WHAT THE EXERCISE ASKS — Omit all pictures, then retype the data exactly as given.

-- Start of ENTRIES --

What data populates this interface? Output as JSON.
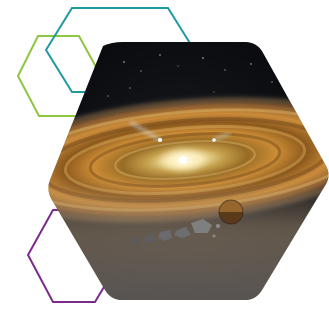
{
  "image": {
    "subject": "protoplanetary-disk",
    "colors": {
      "green_outline": "#8dc63f",
      "teal_outline": "#1e9aa3",
      "purple_outline": "#7b2a8a",
      "space": "#06080c",
      "disk_gold": "#d39a3a",
      "disk_core": "#fff3c6"
    }
  }
}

-- End of ENTRIES --

COMPLETED EXERCISE —
What data populates this interface? Output as JSON.
{
  "image": {
    "subject": "protoplanetary-disk",
    "colors": {
      "green_outline": "#8dc63f",
      "teal_outline": "#1e9aa3",
      "purple_outline": "#7b2a8a",
      "space": "#06080c",
      "disk_gold": "#d39a3a",
      "disk_core": "#fff3c6"
    }
  }
}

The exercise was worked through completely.